WHAT IS REQUIRED — Reproduce the data in its entirety, exactly as supplied.

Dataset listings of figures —
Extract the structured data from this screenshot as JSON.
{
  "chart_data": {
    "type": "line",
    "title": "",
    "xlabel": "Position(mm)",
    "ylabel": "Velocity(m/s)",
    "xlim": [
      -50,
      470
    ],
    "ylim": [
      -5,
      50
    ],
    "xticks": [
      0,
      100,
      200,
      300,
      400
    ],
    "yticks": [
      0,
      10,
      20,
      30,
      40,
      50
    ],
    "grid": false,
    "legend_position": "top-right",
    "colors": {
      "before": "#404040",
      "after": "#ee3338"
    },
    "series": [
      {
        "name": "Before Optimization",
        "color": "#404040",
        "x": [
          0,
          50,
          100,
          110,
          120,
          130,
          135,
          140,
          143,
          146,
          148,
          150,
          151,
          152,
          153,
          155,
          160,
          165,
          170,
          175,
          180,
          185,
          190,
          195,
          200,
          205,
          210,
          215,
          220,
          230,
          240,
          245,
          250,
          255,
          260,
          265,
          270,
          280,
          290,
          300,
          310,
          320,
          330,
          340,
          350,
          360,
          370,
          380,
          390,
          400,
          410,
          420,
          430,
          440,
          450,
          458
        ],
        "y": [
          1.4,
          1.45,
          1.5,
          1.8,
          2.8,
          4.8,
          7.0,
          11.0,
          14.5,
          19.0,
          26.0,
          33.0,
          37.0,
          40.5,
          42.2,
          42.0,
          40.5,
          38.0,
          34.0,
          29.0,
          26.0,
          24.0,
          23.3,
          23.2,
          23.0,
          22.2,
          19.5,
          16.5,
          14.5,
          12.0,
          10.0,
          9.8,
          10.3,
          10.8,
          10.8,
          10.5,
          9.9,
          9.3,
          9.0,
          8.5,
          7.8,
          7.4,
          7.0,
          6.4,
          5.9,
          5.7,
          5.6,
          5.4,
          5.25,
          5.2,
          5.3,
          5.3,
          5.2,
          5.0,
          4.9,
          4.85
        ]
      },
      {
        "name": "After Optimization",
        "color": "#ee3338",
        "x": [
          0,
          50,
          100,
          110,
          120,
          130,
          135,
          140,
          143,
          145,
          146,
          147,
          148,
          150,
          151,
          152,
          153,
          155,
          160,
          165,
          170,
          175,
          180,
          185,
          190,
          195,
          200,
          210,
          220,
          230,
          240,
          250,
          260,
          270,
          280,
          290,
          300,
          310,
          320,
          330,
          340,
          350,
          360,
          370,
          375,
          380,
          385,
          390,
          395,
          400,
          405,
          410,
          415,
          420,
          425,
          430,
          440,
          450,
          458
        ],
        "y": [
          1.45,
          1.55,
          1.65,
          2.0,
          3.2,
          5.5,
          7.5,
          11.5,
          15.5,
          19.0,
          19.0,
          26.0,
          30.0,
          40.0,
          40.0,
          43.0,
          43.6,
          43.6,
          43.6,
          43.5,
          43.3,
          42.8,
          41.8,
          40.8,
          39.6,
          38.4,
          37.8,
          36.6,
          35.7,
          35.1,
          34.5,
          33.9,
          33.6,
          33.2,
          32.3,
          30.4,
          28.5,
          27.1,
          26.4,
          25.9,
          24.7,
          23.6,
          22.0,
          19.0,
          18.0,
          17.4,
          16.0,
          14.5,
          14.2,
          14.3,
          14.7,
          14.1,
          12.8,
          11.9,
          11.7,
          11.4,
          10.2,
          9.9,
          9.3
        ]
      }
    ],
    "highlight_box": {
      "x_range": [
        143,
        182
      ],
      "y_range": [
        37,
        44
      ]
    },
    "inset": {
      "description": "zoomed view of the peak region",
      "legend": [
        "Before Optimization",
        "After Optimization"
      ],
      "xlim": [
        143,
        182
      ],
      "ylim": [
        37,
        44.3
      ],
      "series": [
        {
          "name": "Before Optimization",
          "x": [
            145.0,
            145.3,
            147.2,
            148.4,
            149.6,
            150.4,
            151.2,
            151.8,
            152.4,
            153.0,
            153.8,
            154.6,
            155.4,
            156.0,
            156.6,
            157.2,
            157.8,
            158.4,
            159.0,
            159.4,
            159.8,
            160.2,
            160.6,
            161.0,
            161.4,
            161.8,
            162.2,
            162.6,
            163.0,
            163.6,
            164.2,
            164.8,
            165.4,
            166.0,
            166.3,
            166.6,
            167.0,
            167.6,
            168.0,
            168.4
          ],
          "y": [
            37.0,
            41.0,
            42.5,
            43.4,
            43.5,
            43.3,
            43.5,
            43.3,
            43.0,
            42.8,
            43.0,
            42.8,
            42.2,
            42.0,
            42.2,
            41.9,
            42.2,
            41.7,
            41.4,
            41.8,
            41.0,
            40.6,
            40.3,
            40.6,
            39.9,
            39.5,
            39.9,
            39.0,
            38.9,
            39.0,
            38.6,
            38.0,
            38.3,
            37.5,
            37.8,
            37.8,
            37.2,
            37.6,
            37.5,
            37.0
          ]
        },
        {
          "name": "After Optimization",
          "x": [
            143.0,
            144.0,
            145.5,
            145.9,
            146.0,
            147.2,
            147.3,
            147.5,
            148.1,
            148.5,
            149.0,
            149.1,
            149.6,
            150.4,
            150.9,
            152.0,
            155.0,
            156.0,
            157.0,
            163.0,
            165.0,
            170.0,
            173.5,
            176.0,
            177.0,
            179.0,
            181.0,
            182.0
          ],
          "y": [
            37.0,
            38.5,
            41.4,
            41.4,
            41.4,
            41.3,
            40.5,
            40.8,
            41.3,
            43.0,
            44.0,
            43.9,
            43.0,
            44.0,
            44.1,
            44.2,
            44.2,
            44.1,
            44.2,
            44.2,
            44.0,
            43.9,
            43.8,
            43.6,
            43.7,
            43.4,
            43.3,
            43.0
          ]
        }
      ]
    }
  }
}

COMPLETED EXERCISE —
Extract the structured data from this screenshot as JSON.
{
  "chart_data": {
    "type": "line",
    "title": "",
    "xlabel": "Position(mm)",
    "ylabel": "Velocity(m/s)",
    "xlim": [
      -50,
      470
    ],
    "ylim": [
      -5,
      50
    ],
    "xticks": [
      0,
      100,
      200,
      300,
      400
    ],
    "yticks": [
      0,
      10,
      20,
      30,
      40,
      50
    ],
    "grid": false,
    "legend_position": "top-right",
    "colors": {
      "before": "#404040",
      "after": "#ee3338"
    },
    "series": [
      {
        "name": "Before Optimization",
        "color": "#404040",
        "x": [
          0,
          50,
          100,
          110,
          120,
          130,
          135,
          140,
          143,
          146,
          148,
          150,
          151,
          152,
          153,
          155,
          160,
          165,
          170,
          175,
          180,
          185,
          190,
          195,
          200,
          205,
          210,
          215,
          220,
          230,
          240,
          245,
          250,
          255,
          260,
          265,
          270,
          280,
          290,
          300,
          310,
          320,
          330,
          340,
          350,
          360,
          370,
          380,
          390,
          400,
          410,
          420,
          430,
          440,
          450,
          458
        ],
        "y": [
          1.4,
          1.45,
          1.5,
          1.8,
          2.8,
          4.8,
          7.0,
          11.0,
          14.5,
          19.0,
          26.0,
          33.0,
          37.0,
          40.5,
          42.2,
          42.0,
          40.5,
          38.0,
          34.0,
          29.0,
          26.0,
          24.0,
          23.3,
          23.2,
          23.0,
          22.2,
          19.5,
          16.5,
          14.5,
          12.0,
          10.0,
          9.8,
          10.3,
          10.8,
          10.8,
          10.5,
          9.9,
          9.3,
          9.0,
          8.5,
          7.8,
          7.4,
          7.0,
          6.4,
          5.9,
          5.7,
          5.6,
          5.4,
          5.25,
          5.2,
          5.3,
          5.3,
          5.2,
          5.0,
          4.9,
          4.85
        ]
      },
      {
        "name": "After Optimization",
        "color": "#ee3338",
        "x": [
          0,
          50,
          100,
          110,
          120,
          130,
          135,
          140,
          143,
          145,
          146,
          147,
          148,
          150,
          151,
          152,
          153,
          155,
          160,
          165,
          170,
          175,
          180,
          185,
          190,
          195,
          200,
          210,
          220,
          230,
          240,
          250,
          260,
          270,
          280,
          290,
          300,
          310,
          320,
          330,
          340,
          350,
          360,
          370,
          375,
          380,
          385,
          390,
          395,
          400,
          405,
          410,
          415,
          420,
          425,
          430,
          440,
          450,
          458
        ],
        "y": [
          1.45,
          1.55,
          1.65,
          2.0,
          3.2,
          5.5,
          7.5,
          11.5,
          15.5,
          19.0,
          19.0,
          26.0,
          30.0,
          40.0,
          40.0,
          43.0,
          43.6,
          43.6,
          43.6,
          43.5,
          43.3,
          42.8,
          41.8,
          40.8,
          39.6,
          38.4,
          37.8,
          36.6,
          35.7,
          35.1,
          34.5,
          33.9,
          33.6,
          33.2,
          32.3,
          30.4,
          28.5,
          27.1,
          26.4,
          25.9,
          24.7,
          23.6,
          22.0,
          19.0,
          18.0,
          17.4,
          16.0,
          14.5,
          14.2,
          14.3,
          14.7,
          14.1,
          12.8,
          11.9,
          11.7,
          11.4,
          10.2,
          9.9,
          9.3
        ]
      }
    ],
    "highlight_box": {
      "x_range": [
        143,
        182
      ],
      "y_range": [
        37,
        44
      ]
    },
    "inset": {
      "description": "zoomed view of the peak region",
      "legend": [
        "Before Optimization",
        "After Optimization"
      ],
      "xlim": [
        143,
        182
      ],
      "ylim": [
        37,
        44.3
      ],
      "series": [
        {
          "name": "Before Optimization",
          "x": [
            145.0,
            145.3,
            147.2,
            148.4,
            149.6,
            150.4,
            151.2,
            151.8,
            152.4,
            153.0,
            153.8,
            154.6,
            155.4,
            156.0,
            156.6,
            157.2,
            157.8,
            158.4,
            159.0,
            159.4,
            159.8,
            160.2,
            160.6,
            161.0,
            161.4,
            161.8,
            162.2,
            162.6,
            163.0,
            163.6,
            164.2,
            164.8,
            165.4,
            166.0,
            166.3,
            166.6,
            167.0,
            167.6,
            168.0,
            168.4
          ],
          "y": [
            37.0,
            41.0,
            42.5,
            43.4,
            43.5,
            43.3,
            43.5,
            43.3,
            43.0,
            42.8,
            43.0,
            42.8,
            42.2,
            42.0,
            42.2,
            41.9,
            42.2,
            41.7,
            41.4,
            41.8,
            41.0,
            40.6,
            40.3,
            40.6,
            39.9,
            39.5,
            39.9,
            39.0,
            38.9,
            39.0,
            38.6,
            38.0,
            38.3,
            37.5,
            37.8,
            37.8,
            37.2,
            37.6,
            37.5,
            37.0
          ]
        },
        {
          "name": "After Optimization",
          "x": [
            143.0,
            144.0,
            145.5,
            145.9,
            146.0,
            147.2,
            147.3,
            147.5,
            148.1,
            148.5,
            149.0,
            149.1,
            149.6,
            150.4,
            150.9,
            152.0,
            155.0,
            156.0,
            157.0,
            163.0,
            165.0,
            170.0,
            173.5,
            176.0,
            177.0,
            179.0,
            181.0,
            182.0
          ],
          "y": [
            37.0,
            38.5,
            41.4,
            41.4,
            41.4,
            41.3,
            40.5,
            40.8,
            41.3,
            43.0,
            44.0,
            43.9,
            43.0,
            44.0,
            44.1,
            44.2,
            44.2,
            44.1,
            44.2,
            44.2,
            44.0,
            43.9,
            43.8,
            43.6,
            43.7,
            43.4,
            43.3,
            43.0
          ]
        }
      ]
    }
  }
}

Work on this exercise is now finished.